Task requirements: Take each line that has the word "have" and return it.

(Data records)
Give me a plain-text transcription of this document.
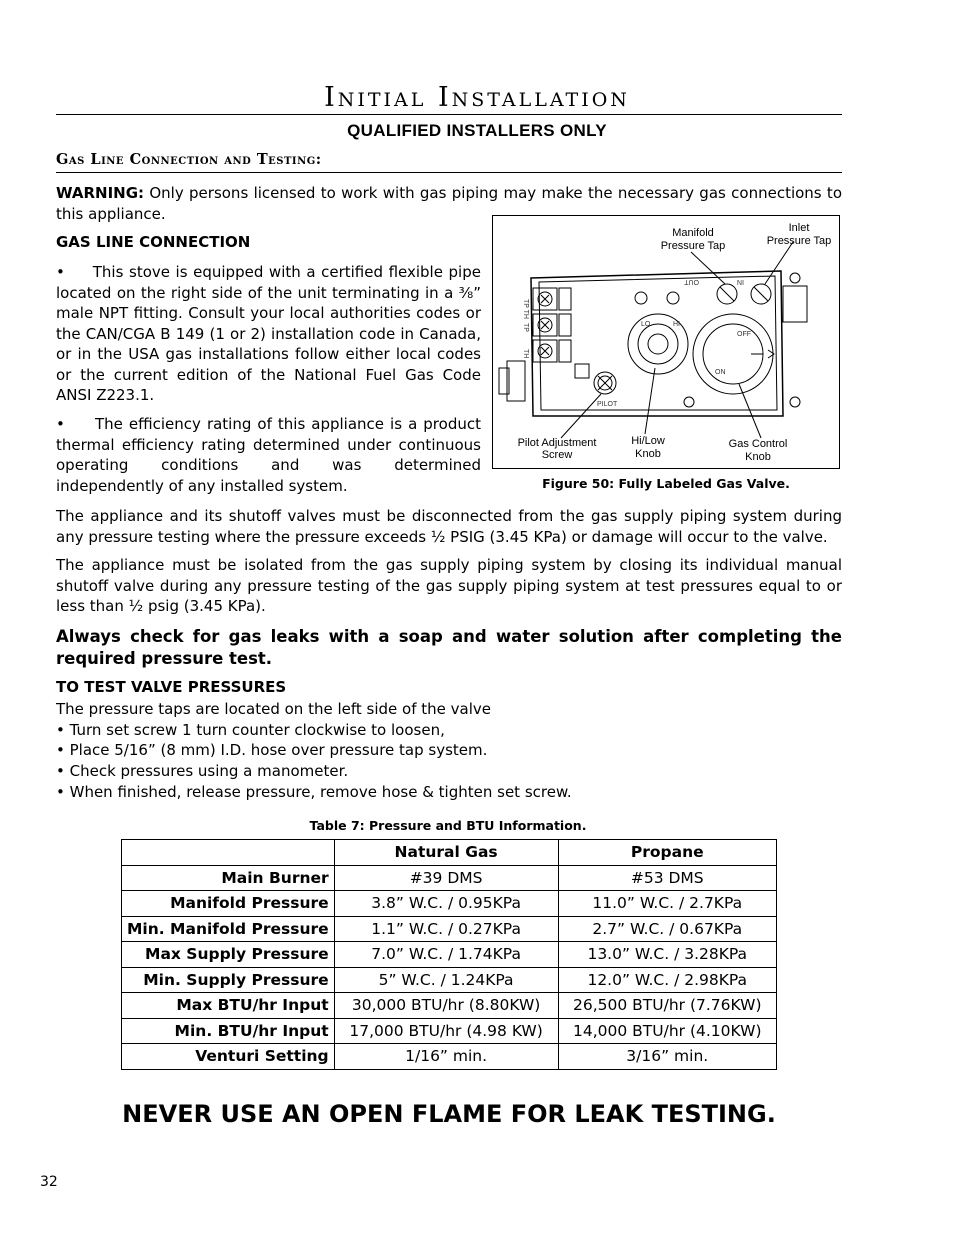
Initial Installation
QUALIFIED INSTALLERS ONLY
Gas Line Connection and Testing:
WARNING: Only persons licensed to work with gas piping may make the necessary gas connections to this appliance.
GAS LINE CONNECTION
•     This stove is equipped with a certified flexible pipe located on the right side of the unit terminating in a ⅜” male NPT fitting. Consult your local authorities codes or the CAN/CGA B 149 (1 or 2) installation code in Canada, or in the USA gas installations follow either local codes or the current edition of the National Fuel Gas Code ANSI Z223.1.
•     The efficiency rating of this appliance is a product thermal efficiency rating determined under continuous operating conditions and was determined independently of any installed system.
Manifold
Pressure Tap
Inlet
Pressure Tap
Pilot Adjustment
Screw
Hi/Low
Knob
Gas Control
Knob
OUT	IN
TP TH
TP
TH
PILOT
HI
LO
OFF
ON
Figure 50: Fully Labeled Gas Valve.
The appliance and its shutoff valves must be disconnected from the gas supply piping system during any pressure testing where the pressure exceeds ½ PSIG (3.45 KPa) or damage will occur to the valve.
The appliance must be isolated from the gas supply piping system by closing its individual manual shutoff valve during any pressure testing of the gas supply piping system at test pressures equal to or less than ½ psig (3.45 KPa).
Always check for gas leaks with a soap and water solution after completing the required pressure test.
TO TEST VALVE PRESSURES
The pressure taps are located on the left side of the valve
• Turn set screw 1 turn counter clockwise to loosen,
• Place 5/16” (8 mm) I.D. hose over pressure tap system.
• Check pressures using a manometer.
• When finished, release pressure, remove hose & tighten set screw.
Table 7: Pressure and BTU Information.
	Natural Gas	Propane
Main Burner	#39 DMS	#53 DMS
Manifold Pressure	3.8” W.C. / 0.95KPa	11.0” W.C. / 2.7KPa
Min. Manifold Pressure	1.1” W.C. / 0.27KPa	2.7” W.C. / 0.67KPa
Max Supply Pressure	7.0” W.C. / 1.74KPa	13.0” W.C. / 3.28KPa
Min. Supply Pressure	5” W.C. / 1.24KPa	12.0” W.C. / 2.98KPa
Max BTU/hr Input	30,000 BTU/hr (8.80KW)	26,500 BTU/hr (7.76KW)
Min. BTU/hr Input	17,000 BTU/hr (4.98 KW)	14,000 BTU/hr (4.10KW)
Venturi Setting	1/16” min.	3/16” min.
NEVER USE AN OPEN FLAME FOR LEAK TESTING.
32
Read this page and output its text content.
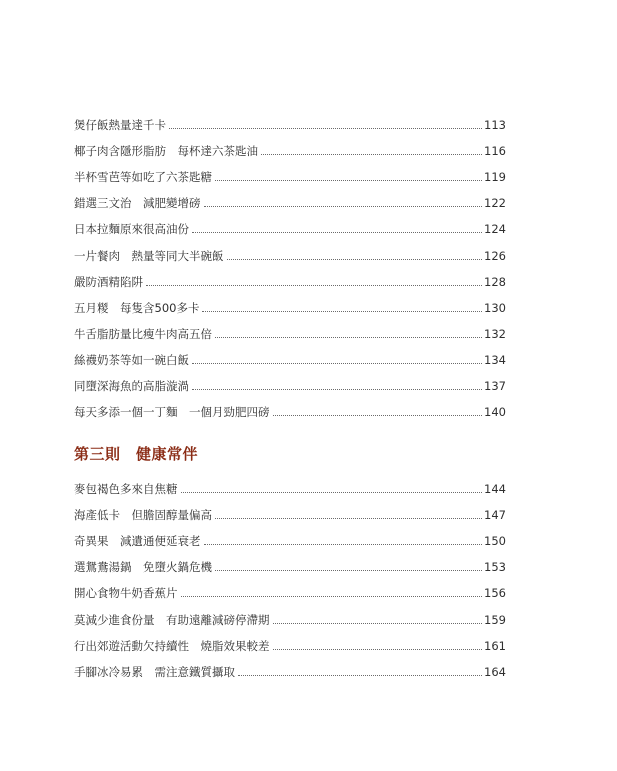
煲仔飯熱量達千卡	113
椰子肉含隱形脂肪　每杯達六茶匙油	116
半杯雪芭等如吃了六茶匙糖	119
錯選三文治　減肥變增磅	122
日本拉麵原來很高油份	124
一片餐肉　熱量等同大半碗飯	126
嚴防酒精陷阱	128
五月糉　每隻含500多卡	130
牛舌脂肪量比瘦牛肉高五倍	132
絲襪奶茶等如一碗白飯	134
同墮深海魚的高脂漩渦	137
每天多添一個一丁麵　一個月勁肥四磅	140
第三則　健康常伴
麥包褐色多來自焦糖	144
海產低卡　但膽固醇量偏高	147
奇異果　減遺通便延衰老	150
選鴛鴦湯鍋　免墮火鍋危機	153
開心食物牛奶香蕉片	156
莫減少進食份量　有助遠離減磅停滯期	159
行出郊遊活動欠持續性　燒脂效果較差	161
手腳冰冷易累　需注意鐵質攝取	164
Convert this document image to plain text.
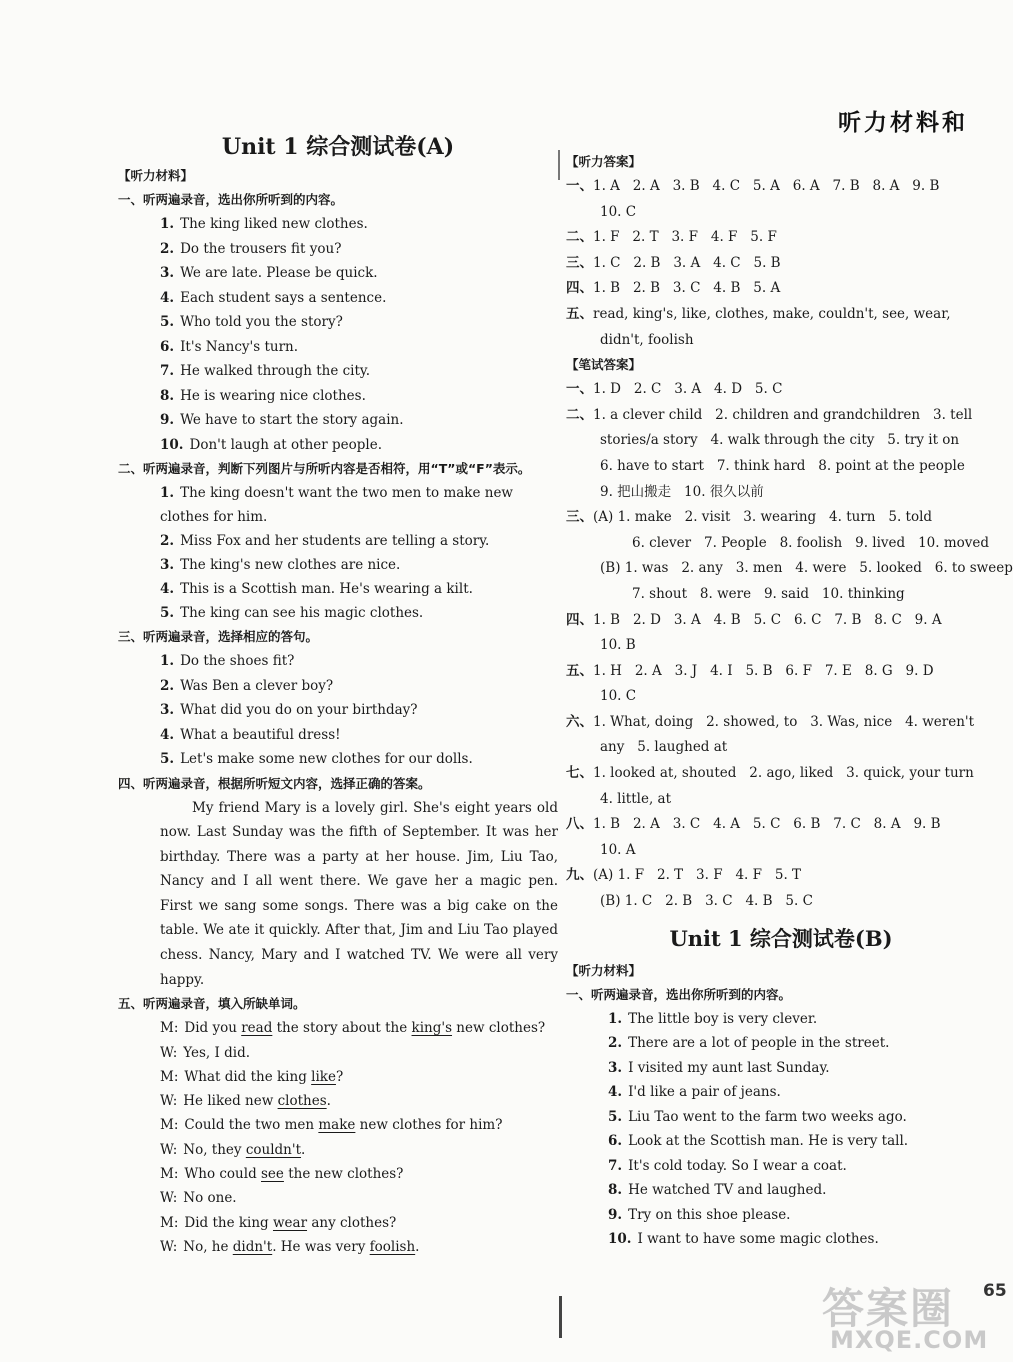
听力材料和
Unit 1 综合测试卷(A)
【听力材料】
一、听两遍录音，选出你所听到的内容。
1. The king liked new clothes.
2. Do the trousers fit you?
3. We are late. Please be quick.
4. Each student says a sentence.
5. Who told you the story?
6. It's Nancy's turn.
7. He walked through the city.
8. He is wearing nice clothes.
9. We have to start the story again.
10. Don't laugh at other people.
二、听两遍录音，判断下列图片与所听内容是否相符，用“T”或“F”表示。
1. The king doesn't want the two men to make new clothes for him.
2. Miss Fox and her students are telling a story.
3. The king's new clothes are nice.
4. This is a Scottish man. He's wearing a kilt.
5. The king can see his magic clothes.
三、听两遍录音，选择相应的答句。
1. Do the shoes fit?
2. Was Ben a clever boy?
3. What did you do on your birthday?
4. What a beautiful dress!
5. Let's make some new clothes for our dolls.
四、听两遍录音，根据所听短文内容，选择正确的答案。
My friend Mary is a lovely girl. She's eight years old now. Last Sunday was the fifth of September. It was her birthday. There was a party at her house. Jim, Liu Tao, Nancy and I all went there. We gave her a magic pen. First we sang some songs. There was a big cake on the table. We ate it quickly. After that, Jim and Liu Tao played chess. Nancy, Mary and I watched TV. We were all very happy.
五、听两遍录音，填入所缺单词。
M: Did you read the story about the king's new clothes?
W: Yes, I did.
M: What did the king like?
W: He liked new clothes.
M: Could the two men make new clothes for him?
W: No, they couldn't.
M: Who could see the new clothes?
W: No one.
M: Did the king wear any clothes?
W: No, he didn't. He was very foolish.
【听力答案】
一、1. A   2. A   3. B   4. C   5. A   6. A   7. B   8. A   9. B
10. C
二、1. F   2. T   3. F   4. F   5. F
三、1. C   2. B   3. A   4. C   5. B
四、1. B   2. B   3. C   4. B   5. A
五、read, king's, like, clothes, make, couldn't, see, wear,
didn't, foolish
【笔试答案】
一、1. D   2. C   3. A   4. D   5. C
二、1. a clever child   2. children and grandchildren   3. tell
stories/a story   4. walk through the city   5. try it on
6. have to start   7. think hard   8. point at the people
9. 把山搬走   10. 很久以前
三、(A) 1. make   2. visit   3. wearing   4. turn   5. told
6. clever   7. People   8. foolish   9. lived   10. moved
(B) 1. was   2. any   3. men   4. were   5. looked   6. to sweep
7. shout   8. were   9. said   10. thinking
四、1. B   2. D   3. A   4. B   5. C   6. C   7. B   8. C   9. A
10. B
五、1. H   2. A   3. J   4. I   5. B   6. F   7. E   8. G   9. D
10. C
六、1. What, doing   2. showed, to   3. Was, nice   4. weren't
any   5. laughed at
七、1. looked at, shouted   2. ago, liked   3. quick, your turn
4. little, at
八、1. B   2. A   3. C   4. A   5. C   6. B   7. C   8. A   9. B
10. A
九、(A) 1. F   2. T   3. F   4. F   5. T
(B) 1. C   2. B   3. C   4. B   5. C
Unit 1 综合测试卷(B)
【听力材料】
一、听两遍录音，选出你所听到的内容。
1. The little boy is very clever.
2. There are a lot of people in the street.
3. I visited my aunt last Sunday.
4. I'd like a pair of jeans.
5. Liu Tao went to the farm two weeks ago.
6. Look at the Scottish man. He is very tall.
7. It's cold today. So I wear a coat.
8. He watched TV and laughed.
9. Try on this shoe please.
10. I want to have some magic clothes.
答案圈
MXQE.COM
65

Task answer:
9. We have to start the story again.
6. have to start   7. think hard   8. point at the people
10. I want to have some magic clothes.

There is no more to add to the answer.